• _Stored data_:
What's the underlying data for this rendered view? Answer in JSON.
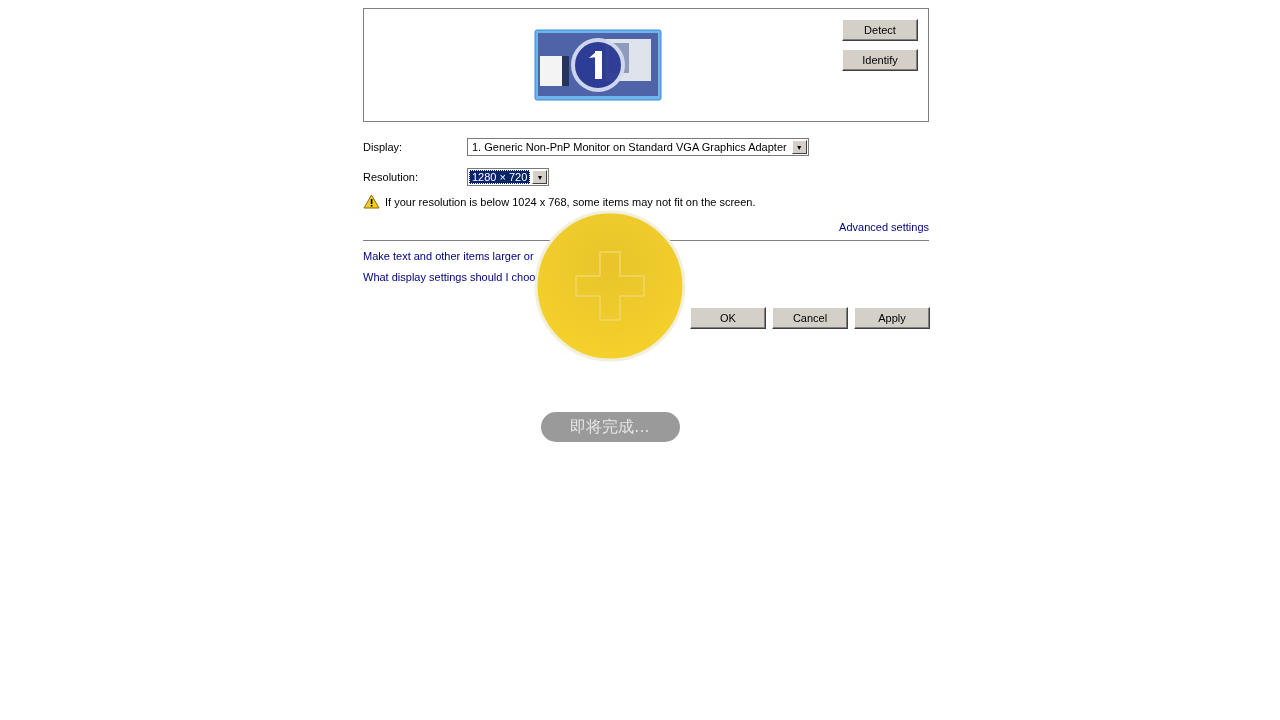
{
  "monitor_panel": {
    "buttons": [
      "Detect",
      "Identify"
    ]
  },
  "fields": [
    {
      "label": "Display:",
      "value": "1. Generic Non-PnP Monitor on Standard VGA Graphics Adapter",
      "focused": false,
      "caret": "▼"
    },
    {
      "label": "Resolution:",
      "value": "1280 × 720",
      "focused": true,
      "caret": "▼"
    }
  ],
  "warning": "If your resolution is below 1024 x 768, some items may not fit on the screen.",
  "advanced_link": "Advanced settings",
  "links": [
    "Make text and other items larger or",
    "What display settings should I choo"
  ],
  "buttons": [
    "OK",
    "Cancel",
    "Apply"
  ],
  "overlay": {
    "status": "即将完成..."
  }
}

• _Aim_:
Your task is to return the entries above exactly, with no pictures.

• _Reply to the exercise_:
What's the underlying data for this rendered view? Answer in JSON.
{
  "monitor_panel": {
    "buttons": [
      "Detect",
      "Identify"
    ]
  },
  "fields": [
    {
      "label": "Display:",
      "value": "1. Generic Non-PnP Monitor on Standard VGA Graphics Adapter",
      "focused": false,
      "caret": "▼"
    },
    {
      "label": "Resolution:",
      "value": "1280 × 720",
      "focused": true,
      "caret": "▼"
    }
  ],
  "warning": "If your resolution is below 1024 x 768, some items may not fit on the screen.",
  "advanced_link": "Advanced settings",
  "links": [
    "Make text and other items larger or",
    "What display settings should I choo"
  ],
  "buttons": [
    "OK",
    "Cancel",
    "Apply"
  ],
  "overlay": {
    "status": "即将完成..."
  }
}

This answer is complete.